## What is required
Reproduce every entry exactly, without alteration.

(Figure record extracts)
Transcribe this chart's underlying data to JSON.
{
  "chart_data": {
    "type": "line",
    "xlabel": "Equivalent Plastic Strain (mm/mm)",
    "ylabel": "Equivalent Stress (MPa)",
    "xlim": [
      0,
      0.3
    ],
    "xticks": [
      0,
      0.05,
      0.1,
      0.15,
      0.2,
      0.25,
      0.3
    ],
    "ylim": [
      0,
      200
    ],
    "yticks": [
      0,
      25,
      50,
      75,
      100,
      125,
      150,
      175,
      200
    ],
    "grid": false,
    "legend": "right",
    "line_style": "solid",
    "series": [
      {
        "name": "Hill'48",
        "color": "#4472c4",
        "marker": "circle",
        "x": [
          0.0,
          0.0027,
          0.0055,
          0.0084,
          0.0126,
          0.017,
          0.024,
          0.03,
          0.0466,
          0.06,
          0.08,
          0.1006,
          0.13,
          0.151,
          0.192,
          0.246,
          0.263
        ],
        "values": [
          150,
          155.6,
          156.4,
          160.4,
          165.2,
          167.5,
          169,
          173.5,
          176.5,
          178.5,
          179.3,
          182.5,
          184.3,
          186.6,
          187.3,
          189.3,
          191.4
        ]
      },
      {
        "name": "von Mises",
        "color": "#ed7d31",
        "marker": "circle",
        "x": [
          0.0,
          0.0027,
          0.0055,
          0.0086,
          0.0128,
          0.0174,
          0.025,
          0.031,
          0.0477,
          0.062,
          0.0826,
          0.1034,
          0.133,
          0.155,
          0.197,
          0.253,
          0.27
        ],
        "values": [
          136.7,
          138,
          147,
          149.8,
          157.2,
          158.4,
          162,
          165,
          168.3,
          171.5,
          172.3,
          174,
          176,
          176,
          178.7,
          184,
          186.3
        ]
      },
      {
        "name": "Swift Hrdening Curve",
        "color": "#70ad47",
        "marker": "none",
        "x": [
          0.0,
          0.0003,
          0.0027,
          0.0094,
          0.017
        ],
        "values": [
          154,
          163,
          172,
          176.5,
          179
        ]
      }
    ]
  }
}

## Output of the exercise
Transcribe this chart's underlying data to JSON.
{
  "chart_data": {
    "type": "line",
    "xlabel": "Equivalent Plastic Strain (mm/mm)",
    "ylabel": "Equivalent Stress (MPa)",
    "xlim": [
      0,
      0.3
    ],
    "xticks": [
      0,
      0.05,
      0.1,
      0.15,
      0.2,
      0.25,
      0.3
    ],
    "ylim": [
      0,
      200
    ],
    "yticks": [
      0,
      25,
      50,
      75,
      100,
      125,
      150,
      175,
      200
    ],
    "grid": false,
    "legend": "right",
    "line_style": "solid",
    "series": [
      {
        "name": "Hill'48",
        "color": "#4472c4",
        "marker": "circle",
        "x": [
          0.0,
          0.0027,
          0.0055,
          0.0084,
          0.0126,
          0.017,
          0.024,
          0.03,
          0.0466,
          0.06,
          0.08,
          0.1006,
          0.13,
          0.151,
          0.192,
          0.246,
          0.263
        ],
        "values": [
          150,
          155.6,
          156.4,
          160.4,
          165.2,
          167.5,
          169,
          173.5,
          176.5,
          178.5,
          179.3,
          182.5,
          184.3,
          186.6,
          187.3,
          189.3,
          191.4
        ]
      },
      {
        "name": "von Mises",
        "color": "#ed7d31",
        "marker": "circle",
        "x": [
          0.0,
          0.0027,
          0.0055,
          0.0086,
          0.0128,
          0.0174,
          0.025,
          0.031,
          0.0477,
          0.062,
          0.0826,
          0.1034,
          0.133,
          0.155,
          0.197,
          0.253,
          0.27
        ],
        "values": [
          136.7,
          138,
          147,
          149.8,
          157.2,
          158.4,
          162,
          165,
          168.3,
          171.5,
          172.3,
          174,
          176,
          176,
          178.7,
          184,
          186.3
        ]
      },
      {
        "name": "Swift Hrdening Curve",
        "color": "#70ad47",
        "marker": "none",
        "x": [
          0.0,
          0.0003,
          0.0027,
          0.0094,
          0.017
        ],
        "values": [
          154,
          163,
          172,
          176.5,
          179
        ]
      }
    ]
  }
}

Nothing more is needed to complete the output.